Stored data:

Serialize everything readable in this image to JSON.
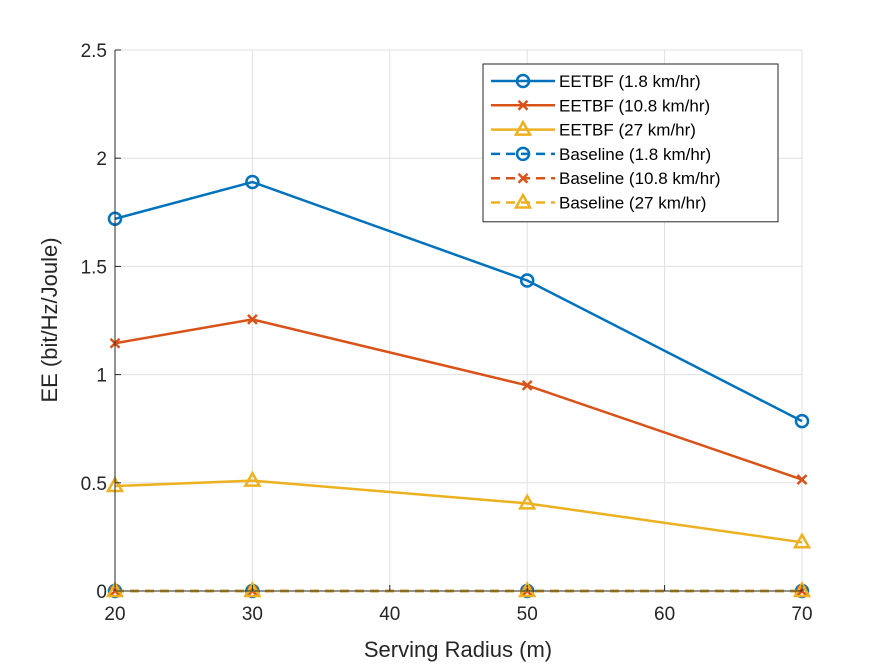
{
  "chart_data": {
    "type": "line",
    "title": "",
    "xlabel": "Serving Radius (m)",
    "ylabel": "EE (bit/Hz/Joule)",
    "xlim": [
      20,
      70
    ],
    "ylim": [
      0,
      2.5
    ],
    "xticks": [
      20,
      30,
      40,
      50,
      60,
      70
    ],
    "yticks": [
      0,
      0.5,
      1,
      1.5,
      2,
      2.5
    ],
    "xtick_labels": [
      "20",
      "30",
      "40",
      "50",
      "60",
      "70"
    ],
    "ytick_labels": [
      "0",
      "0.5",
      "1",
      "1.5",
      "2",
      "2.5"
    ],
    "grid": true,
    "legend_position": "top-right",
    "x": [
      20,
      30,
      50,
      70
    ],
    "series": [
      {
        "name": "EETBF (1.8 km/hr)",
        "values": [
          1.72,
          1.89,
          1.435,
          0.785
        ],
        "color": "#0072BD",
        "marker": "circle",
        "line": "solid"
      },
      {
        "name": "EETBF (10.8 km/hr)",
        "values": [
          1.145,
          1.255,
          0.95,
          0.515
        ],
        "color": "#D95319",
        "marker": "x",
        "line": "solid"
      },
      {
        "name": "EETBF (27 km/hr)",
        "values": [
          0.485,
          0.51,
          0.405,
          0.225
        ],
        "color": "#EDB120",
        "marker": "triangle",
        "line": "solid"
      },
      {
        "name": "Baseline (1.8 km/hr)",
        "values": [
          0,
          0,
          0,
          0
        ],
        "color": "#0072BD",
        "marker": "circle",
        "line": "dashed"
      },
      {
        "name": "Baseline (10.8 km/hr)",
        "values": [
          0,
          0,
          0,
          0
        ],
        "color": "#D95319",
        "marker": "x",
        "line": "dashed"
      },
      {
        "name": "Baseline (27 km/hr)",
        "values": [
          0,
          0,
          0,
          0
        ],
        "color": "#EDB120",
        "marker": "triangle",
        "line": "dashed"
      }
    ]
  }
}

What to do: Output all of the data exactly as it stands, minus any images.

Solution:
Serialize everything readable in this image to JSON.
{
  "chart_data": {
    "type": "line",
    "title": "",
    "xlabel": "Serving Radius (m)",
    "ylabel": "EE (bit/Hz/Joule)",
    "xlim": [
      20,
      70
    ],
    "ylim": [
      0,
      2.5
    ],
    "xticks": [
      20,
      30,
      40,
      50,
      60,
      70
    ],
    "yticks": [
      0,
      0.5,
      1,
      1.5,
      2,
      2.5
    ],
    "xtick_labels": [
      "20",
      "30",
      "40",
      "50",
      "60",
      "70"
    ],
    "ytick_labels": [
      "0",
      "0.5",
      "1",
      "1.5",
      "2",
      "2.5"
    ],
    "grid": true,
    "legend_position": "top-right",
    "x": [
      20,
      30,
      50,
      70
    ],
    "series": [
      {
        "name": "EETBF (1.8 km/hr)",
        "values": [
          1.72,
          1.89,
          1.435,
          0.785
        ],
        "color": "#0072BD",
        "marker": "circle",
        "line": "solid"
      },
      {
        "name": "EETBF (10.8 km/hr)",
        "values": [
          1.145,
          1.255,
          0.95,
          0.515
        ],
        "color": "#D95319",
        "marker": "x",
        "line": "solid"
      },
      {
        "name": "EETBF (27 km/hr)",
        "values": [
          0.485,
          0.51,
          0.405,
          0.225
        ],
        "color": "#EDB120",
        "marker": "triangle",
        "line": "solid"
      },
      {
        "name": "Baseline (1.8 km/hr)",
        "values": [
          0,
          0,
          0,
          0
        ],
        "color": "#0072BD",
        "marker": "circle",
        "line": "dashed"
      },
      {
        "name": "Baseline (10.8 km/hr)",
        "values": [
          0,
          0,
          0,
          0
        ],
        "color": "#D95319",
        "marker": "x",
        "line": "dashed"
      },
      {
        "name": "Baseline (27 km/hr)",
        "values": [
          0,
          0,
          0,
          0
        ],
        "color": "#EDB120",
        "marker": "triangle",
        "line": "dashed"
      }
    ]
  }
}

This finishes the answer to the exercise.